-- Start of DATA SUPPLIED --

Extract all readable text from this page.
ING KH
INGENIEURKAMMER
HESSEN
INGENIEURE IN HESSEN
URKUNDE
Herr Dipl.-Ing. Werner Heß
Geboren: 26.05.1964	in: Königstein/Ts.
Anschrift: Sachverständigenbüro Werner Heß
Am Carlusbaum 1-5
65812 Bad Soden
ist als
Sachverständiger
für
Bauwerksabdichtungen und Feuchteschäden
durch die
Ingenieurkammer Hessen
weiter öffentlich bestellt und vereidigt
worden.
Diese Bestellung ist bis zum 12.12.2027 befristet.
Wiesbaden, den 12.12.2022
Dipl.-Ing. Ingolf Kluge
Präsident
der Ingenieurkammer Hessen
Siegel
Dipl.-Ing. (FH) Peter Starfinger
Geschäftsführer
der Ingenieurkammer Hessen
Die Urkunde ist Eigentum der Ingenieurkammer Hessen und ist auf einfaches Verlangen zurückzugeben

-- End of DATA SUPPLIED --

PROMPT
Your task is to transcribe the material exactly.

EXERCISE RESPONSE
Extract all readable text from this page.
ING KH
INGENIEURKAMMER
HESSEN
INGENIEURE IN HESSEN
URKUNDE
Herr Dipl.-Ing. Werner Heß
Geboren: 26.05.1964	in: Königstein/Ts.
Anschrift: Sachverständigenbüro Werner Heß
Am Carlusbaum 1-5
65812 Bad Soden
ist als
Sachverständiger
für
Bauwerksabdichtungen und Feuchteschäden
durch die
Ingenieurkammer Hessen
weiter öffentlich bestellt und vereidigt
worden.
Diese Bestellung ist bis zum 12.12.2027 befristet.
Wiesbaden, den 12.12.2022
Dipl.-Ing. Ingolf Kluge
Präsident
der Ingenieurkammer Hessen
Siegel
Dipl.-Ing. (FH) Peter Starfinger
Geschäftsführer
der Ingenieurkammer Hessen
Die Urkunde ist Eigentum der Ingenieurkammer Hessen und ist auf einfaches Verlangen zurückzugeben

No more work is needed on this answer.